Restate all of the data exactly.

────────────────────────────────────────

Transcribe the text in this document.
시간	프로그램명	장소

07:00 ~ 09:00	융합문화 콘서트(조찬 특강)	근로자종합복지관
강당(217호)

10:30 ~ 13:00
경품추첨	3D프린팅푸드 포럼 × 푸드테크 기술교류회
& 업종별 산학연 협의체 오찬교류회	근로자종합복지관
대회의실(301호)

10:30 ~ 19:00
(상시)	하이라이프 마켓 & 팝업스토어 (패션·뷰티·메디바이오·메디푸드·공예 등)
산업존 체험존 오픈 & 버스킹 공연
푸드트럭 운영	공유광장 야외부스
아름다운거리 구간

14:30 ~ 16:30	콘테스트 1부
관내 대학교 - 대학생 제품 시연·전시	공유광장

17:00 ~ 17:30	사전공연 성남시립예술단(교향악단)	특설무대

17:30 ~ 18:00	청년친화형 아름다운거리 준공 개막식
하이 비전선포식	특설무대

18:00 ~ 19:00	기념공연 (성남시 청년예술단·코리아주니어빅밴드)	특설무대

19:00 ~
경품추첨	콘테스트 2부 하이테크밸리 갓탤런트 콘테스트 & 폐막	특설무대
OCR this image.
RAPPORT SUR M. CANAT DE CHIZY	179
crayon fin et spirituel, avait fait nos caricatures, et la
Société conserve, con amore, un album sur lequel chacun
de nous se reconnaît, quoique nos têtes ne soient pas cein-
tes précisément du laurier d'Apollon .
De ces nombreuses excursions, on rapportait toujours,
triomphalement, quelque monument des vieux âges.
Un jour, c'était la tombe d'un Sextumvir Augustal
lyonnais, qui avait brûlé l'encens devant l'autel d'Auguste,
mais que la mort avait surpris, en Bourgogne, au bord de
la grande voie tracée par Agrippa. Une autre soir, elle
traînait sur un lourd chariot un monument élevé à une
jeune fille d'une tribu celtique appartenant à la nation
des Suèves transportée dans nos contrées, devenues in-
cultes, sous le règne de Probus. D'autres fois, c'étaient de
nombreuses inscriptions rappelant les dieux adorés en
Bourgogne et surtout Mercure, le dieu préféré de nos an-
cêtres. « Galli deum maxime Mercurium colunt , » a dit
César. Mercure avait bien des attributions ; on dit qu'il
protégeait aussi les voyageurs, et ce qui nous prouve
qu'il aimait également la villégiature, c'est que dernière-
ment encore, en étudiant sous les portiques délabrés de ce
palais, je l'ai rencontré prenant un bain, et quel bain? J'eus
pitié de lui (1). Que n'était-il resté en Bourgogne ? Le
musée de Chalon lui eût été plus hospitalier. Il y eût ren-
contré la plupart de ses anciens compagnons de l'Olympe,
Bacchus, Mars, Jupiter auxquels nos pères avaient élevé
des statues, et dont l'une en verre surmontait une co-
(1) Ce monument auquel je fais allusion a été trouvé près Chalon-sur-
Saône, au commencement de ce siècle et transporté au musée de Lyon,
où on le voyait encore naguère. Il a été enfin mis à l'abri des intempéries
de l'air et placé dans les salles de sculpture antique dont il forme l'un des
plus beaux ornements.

────────────────────────────────────────

* FULL RESPONSE
Transcribe the text in this document.
시간	프로그램명	장소

07:00 ~ 09:00	융합문화 콘서트(조찬 특강)	근로자종합복지관
강당(217호)

10:30 ~ 13:00
경품추첨	3D프린팅푸드 포럼 × 푸드테크 기술교류회
& 업종별 산학연 협의체 오찬교류회	근로자종합복지관
대회의실(301호)

10:30 ~ 19:00
(상시)	하이라이프 마켓 & 팝업스토어 (패션·뷰티·메디바이오·메디푸드·공예 등)
산업존 체험존 오픈 & 버스킹 공연
푸드트럭 운영	공유광장 야외부스
아름다운거리 구간

14:30 ~ 16:30	콘테스트 1부
관내 대학교 - 대학생 제품 시연·전시	공유광장

17:00 ~ 17:30	사전공연 성남시립예술단(교향악단)	특설무대

17:30 ~ 18:00	청년친화형 아름다운거리 준공 개막식
하이 비전선포식	특설무대

18:00 ~ 19:00	기념공연 (성남시 청년예술단·코리아주니어빅밴드)	특설무대

19:00 ~
경품추첨	콘테스트 2부 하이테크밸리 갓탤런트 콘테스트 & 폐막	특설무대
OCR this image.
RAPPORT SUR M. CANAT DE CHIZY	179
crayon fin et spirituel, avait fait nos caricatures, et la
Société conserve, con amore, un album sur lequel chacun
de nous se reconnaît, quoique nos têtes ne soient pas cein-
tes précisément du laurier d'Apollon .
De ces nombreuses excursions, on rapportait toujours,
triomphalement, quelque monument des vieux âges.
Un jour, c'était la tombe d'un Sextumvir Augustal
lyonnais, qui avait brûlé l'encens devant l'autel d'Auguste,
mais que la mort avait surpris, en Bourgogne, au bord de
la grande voie tracée par Agrippa. Une autre soir, elle
traînait sur un lourd chariot un monument élevé à une
jeune fille d'une tribu celtique appartenant à la nation
des Suèves transportée dans nos contrées, devenues in-
cultes, sous le règne de Probus. D'autres fois, c'étaient de
nombreuses inscriptions rappelant les dieux adorés en
Bourgogne et surtout Mercure, le dieu préféré de nos an-
cêtres. « Galli deum maxime Mercurium colunt , » a dit
César. Mercure avait bien des attributions ; on dit qu'il
protégeait aussi les voyageurs, et ce qui nous prouve
qu'il aimait également la villégiature, c'est que dernière-
ment encore, en étudiant sous les portiques délabrés de ce
palais, je l'ai rencontré prenant un bain, et quel bain? J'eus
pitié de lui (1). Que n'était-il resté en Bourgogne ? Le
musée de Chalon lui eût été plus hospitalier. Il y eût ren-
contré la plupart de ses anciens compagnons de l'Olympe,
Bacchus, Mars, Jupiter auxquels nos pères avaient élevé
des statues, et dont l'une en verre surmontait une co-
(1) Ce monument auquel je fais allusion a été trouvé près Chalon-sur-
Saône, au commencement de ce siècle et transporté au musée de Lyon,
où on le voyait encore naguère. Il a été enfin mis à l'abri des intempéries
de l'air et placé dans les salles de sculpture antique dont il forme l'un des
plus beaux ornements.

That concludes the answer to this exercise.